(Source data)
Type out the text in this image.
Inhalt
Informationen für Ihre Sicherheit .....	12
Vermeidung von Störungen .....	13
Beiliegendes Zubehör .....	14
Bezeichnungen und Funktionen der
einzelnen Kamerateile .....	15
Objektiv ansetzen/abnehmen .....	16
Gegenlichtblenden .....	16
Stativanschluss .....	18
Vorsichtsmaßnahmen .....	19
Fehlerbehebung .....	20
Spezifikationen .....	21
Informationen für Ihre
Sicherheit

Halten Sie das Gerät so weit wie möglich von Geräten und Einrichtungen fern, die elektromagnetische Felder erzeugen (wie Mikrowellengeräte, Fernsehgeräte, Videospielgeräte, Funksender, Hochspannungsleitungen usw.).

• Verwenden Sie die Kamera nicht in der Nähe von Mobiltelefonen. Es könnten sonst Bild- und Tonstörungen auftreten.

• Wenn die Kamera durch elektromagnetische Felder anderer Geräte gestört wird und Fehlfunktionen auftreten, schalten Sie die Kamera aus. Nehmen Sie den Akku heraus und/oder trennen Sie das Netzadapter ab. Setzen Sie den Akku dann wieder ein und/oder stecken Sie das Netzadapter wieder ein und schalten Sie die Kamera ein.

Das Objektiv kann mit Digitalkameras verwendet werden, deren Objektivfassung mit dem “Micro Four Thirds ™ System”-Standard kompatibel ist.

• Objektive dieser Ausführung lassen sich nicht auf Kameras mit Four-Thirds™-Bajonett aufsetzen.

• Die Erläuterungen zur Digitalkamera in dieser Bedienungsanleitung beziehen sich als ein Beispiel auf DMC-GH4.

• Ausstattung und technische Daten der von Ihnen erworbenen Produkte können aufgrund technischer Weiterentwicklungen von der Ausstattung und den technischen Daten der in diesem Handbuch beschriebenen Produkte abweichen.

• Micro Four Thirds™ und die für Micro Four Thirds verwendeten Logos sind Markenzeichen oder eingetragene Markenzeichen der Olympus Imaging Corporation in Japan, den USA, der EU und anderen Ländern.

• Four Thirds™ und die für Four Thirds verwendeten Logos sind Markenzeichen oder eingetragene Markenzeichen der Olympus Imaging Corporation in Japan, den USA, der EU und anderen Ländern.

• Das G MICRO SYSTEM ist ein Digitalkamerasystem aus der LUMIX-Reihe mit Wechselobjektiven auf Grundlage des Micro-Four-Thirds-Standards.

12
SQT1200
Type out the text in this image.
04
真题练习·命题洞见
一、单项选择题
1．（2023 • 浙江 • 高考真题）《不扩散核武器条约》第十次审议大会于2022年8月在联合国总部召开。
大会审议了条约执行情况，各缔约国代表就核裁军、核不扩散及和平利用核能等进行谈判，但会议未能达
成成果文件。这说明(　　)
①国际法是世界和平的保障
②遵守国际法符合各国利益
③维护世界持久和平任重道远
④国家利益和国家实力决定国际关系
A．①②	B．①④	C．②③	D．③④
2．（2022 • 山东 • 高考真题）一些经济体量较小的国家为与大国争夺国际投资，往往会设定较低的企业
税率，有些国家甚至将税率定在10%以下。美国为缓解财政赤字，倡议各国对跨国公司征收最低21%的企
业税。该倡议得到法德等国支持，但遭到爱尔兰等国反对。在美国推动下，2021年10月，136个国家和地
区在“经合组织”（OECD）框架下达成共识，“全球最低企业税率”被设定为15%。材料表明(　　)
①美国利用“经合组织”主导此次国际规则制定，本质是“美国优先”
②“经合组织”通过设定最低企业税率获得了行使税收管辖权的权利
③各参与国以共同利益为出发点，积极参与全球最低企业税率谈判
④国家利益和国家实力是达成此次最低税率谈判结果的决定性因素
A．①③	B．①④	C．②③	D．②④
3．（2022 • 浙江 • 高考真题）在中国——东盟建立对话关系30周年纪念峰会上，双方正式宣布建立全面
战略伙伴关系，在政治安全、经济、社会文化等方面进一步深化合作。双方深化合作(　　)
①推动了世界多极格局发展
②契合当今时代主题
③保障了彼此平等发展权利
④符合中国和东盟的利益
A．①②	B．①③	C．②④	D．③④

Task statement: Find the lines containing "dieser" and list every one of them.

Response to the exercise:
• Objektive dieser Ausführung lassen sich nicht auf Kameras mit Four-Thirds™-Bajonett aufsetzen.
• Die Erläuterungen zur Digitalkamera in dieser Bedienungsanleitung beziehen sich als ein Beispiel auf DMC-GH4.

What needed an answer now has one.